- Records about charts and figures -
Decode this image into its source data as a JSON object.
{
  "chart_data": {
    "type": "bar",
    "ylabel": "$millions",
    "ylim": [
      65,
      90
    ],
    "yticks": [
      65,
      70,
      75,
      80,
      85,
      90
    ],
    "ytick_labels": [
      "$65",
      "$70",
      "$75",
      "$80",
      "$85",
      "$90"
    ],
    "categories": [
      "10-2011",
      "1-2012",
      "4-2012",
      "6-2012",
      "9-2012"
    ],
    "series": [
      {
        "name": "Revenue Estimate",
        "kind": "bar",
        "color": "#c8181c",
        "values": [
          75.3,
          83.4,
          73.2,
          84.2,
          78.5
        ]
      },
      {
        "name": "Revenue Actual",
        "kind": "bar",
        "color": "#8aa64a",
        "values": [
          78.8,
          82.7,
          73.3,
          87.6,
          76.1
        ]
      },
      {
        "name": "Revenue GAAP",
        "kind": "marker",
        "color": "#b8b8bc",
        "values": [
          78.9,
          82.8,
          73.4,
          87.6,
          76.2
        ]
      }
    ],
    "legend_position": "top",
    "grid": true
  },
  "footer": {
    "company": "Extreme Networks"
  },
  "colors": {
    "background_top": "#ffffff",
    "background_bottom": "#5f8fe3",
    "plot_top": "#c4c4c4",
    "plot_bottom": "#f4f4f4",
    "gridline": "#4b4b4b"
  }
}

- Stated task -
Repeat every record exactly as written, please.

- The solution -
Decode this image into its source data as a JSON object.
{
  "chart_data": {
    "type": "bar",
    "ylabel": "$millions",
    "ylim": [
      65,
      90
    ],
    "yticks": [
      65,
      70,
      75,
      80,
      85,
      90
    ],
    "ytick_labels": [
      "$65",
      "$70",
      "$75",
      "$80",
      "$85",
      "$90"
    ],
    "categories": [
      "10-2011",
      "1-2012",
      "4-2012",
      "6-2012",
      "9-2012"
    ],
    "series": [
      {
        "name": "Revenue Estimate",
        "kind": "bar",
        "color": "#c8181c",
        "values": [
          75.3,
          83.4,
          73.2,
          84.2,
          78.5
        ]
      },
      {
        "name": "Revenue Actual",
        "kind": "bar",
        "color": "#8aa64a",
        "values": [
          78.8,
          82.7,
          73.3,
          87.6,
          76.1
        ]
      },
      {
        "name": "Revenue GAAP",
        "kind": "marker",
        "color": "#b8b8bc",
        "values": [
          78.9,
          82.8,
          73.4,
          87.6,
          76.2
        ]
      }
    ],
    "legend_position": "top",
    "grid": true
  },
  "footer": {
    "company": "Extreme Networks"
  },
  "colors": {
    "background_top": "#ffffff",
    "background_bottom": "#5f8fe3",
    "plot_top": "#c4c4c4",
    "plot_bottom": "#f4f4f4",
    "gridline": "#4b4b4b"
  }
}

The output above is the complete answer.